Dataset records
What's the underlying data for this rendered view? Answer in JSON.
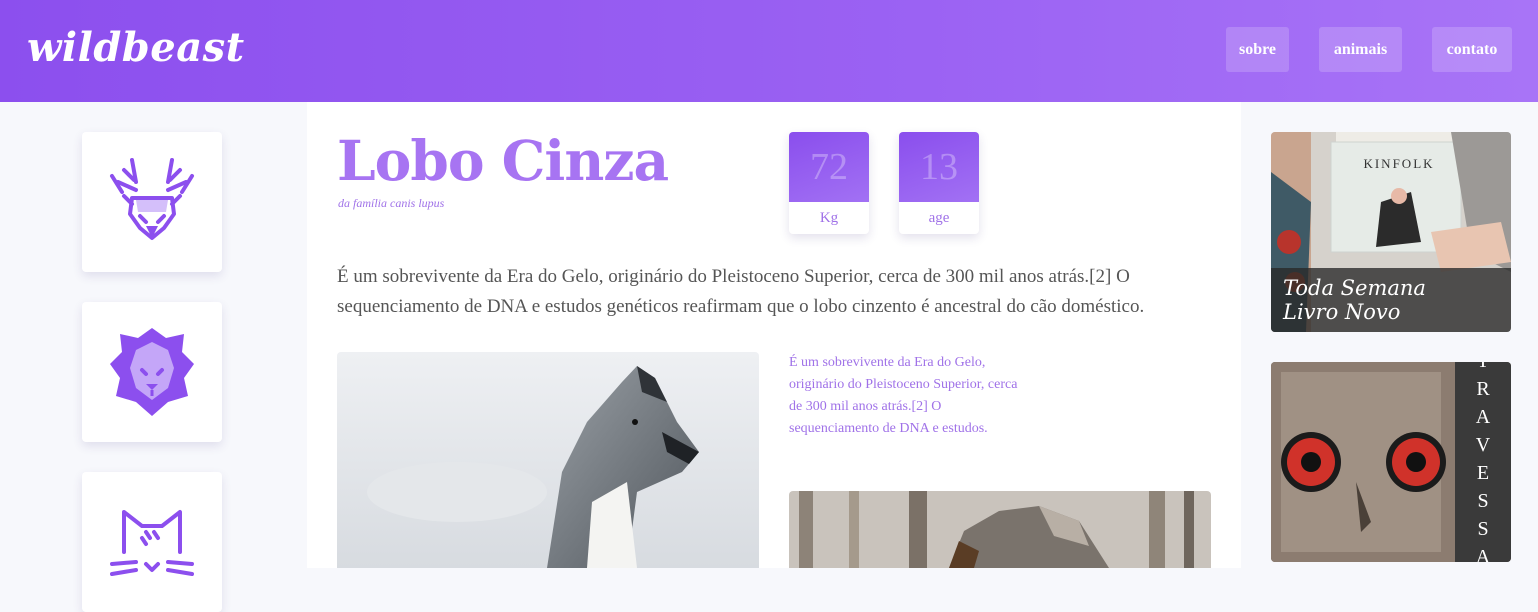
{
  "header": {
    "logo": "wildbeast",
    "nav": [
      {
        "label": "sobre"
      },
      {
        "label": "animais"
      },
      {
        "label": "contato"
      }
    ]
  },
  "sidebar": {
    "animals": [
      {
        "icon": "deer-icon"
      },
      {
        "icon": "lion-icon"
      },
      {
        "icon": "cat-icon"
      }
    ]
  },
  "main": {
    "title": "Lobo Cinza",
    "subtitle": "da família canis lupus",
    "stats": [
      {
        "value": "72",
        "label": "Kg"
      },
      {
        "value": "13",
        "label": "age"
      }
    ],
    "lead": "É um sobrevivente da Era do Gelo, originário do Pleistoceno Superior, cerca de 300 mil anos atrás.[2] O sequenciamento de DNA e estudos genéticos reafirmam que o lobo cinzento é ancestral do cão doméstico.",
    "side_text": "É um sobrevivente da Era do Gelo, originário do Pleistoceno Superior, cerca de 300 mil anos atrás.[2] O sequenciamento de DNA e estudos."
  },
  "ads": [
    {
      "brand_text": "KINFOLK",
      "caption_line1": "Toda Semana",
      "caption_line2": "Livro Novo"
    },
    {
      "vertical_text": "TRAVESSA"
    }
  ],
  "colors": {
    "accent": "#8c4fee",
    "accent_light": "#a774f2",
    "text": "#555555"
  }
}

Problem description.
Repeat each entry above word for word, leaving every picture out.

Correct response.
What's the underlying data for this rendered view? Answer in JSON.
{
  "header": {
    "logo": "wildbeast",
    "nav": [
      {
        "label": "sobre"
      },
      {
        "label": "animais"
      },
      {
        "label": "contato"
      }
    ]
  },
  "sidebar": {
    "animals": [
      {
        "icon": "deer-icon"
      },
      {
        "icon": "lion-icon"
      },
      {
        "icon": "cat-icon"
      }
    ]
  },
  "main": {
    "title": "Lobo Cinza",
    "subtitle": "da família canis lupus",
    "stats": [
      {
        "value": "72",
        "label": "Kg"
      },
      {
        "value": "13",
        "label": "age"
      }
    ],
    "lead": "É um sobrevivente da Era do Gelo, originário do Pleistoceno Superior, cerca de 300 mil anos atrás.[2] O sequenciamento de DNA e estudos genéticos reafirmam que o lobo cinzento é ancestral do cão doméstico.",
    "side_text": "É um sobrevivente da Era do Gelo, originário do Pleistoceno Superior, cerca de 300 mil anos atrás.[2] O sequenciamento de DNA e estudos."
  },
  "ads": [
    {
      "brand_text": "KINFOLK",
      "caption_line1": "Toda Semana",
      "caption_line2": "Livro Novo"
    },
    {
      "vertical_text": "TRAVESSA"
    }
  ],
  "colors": {
    "accent": "#8c4fee",
    "accent_light": "#a774f2",
    "text": "#555555"
  }
}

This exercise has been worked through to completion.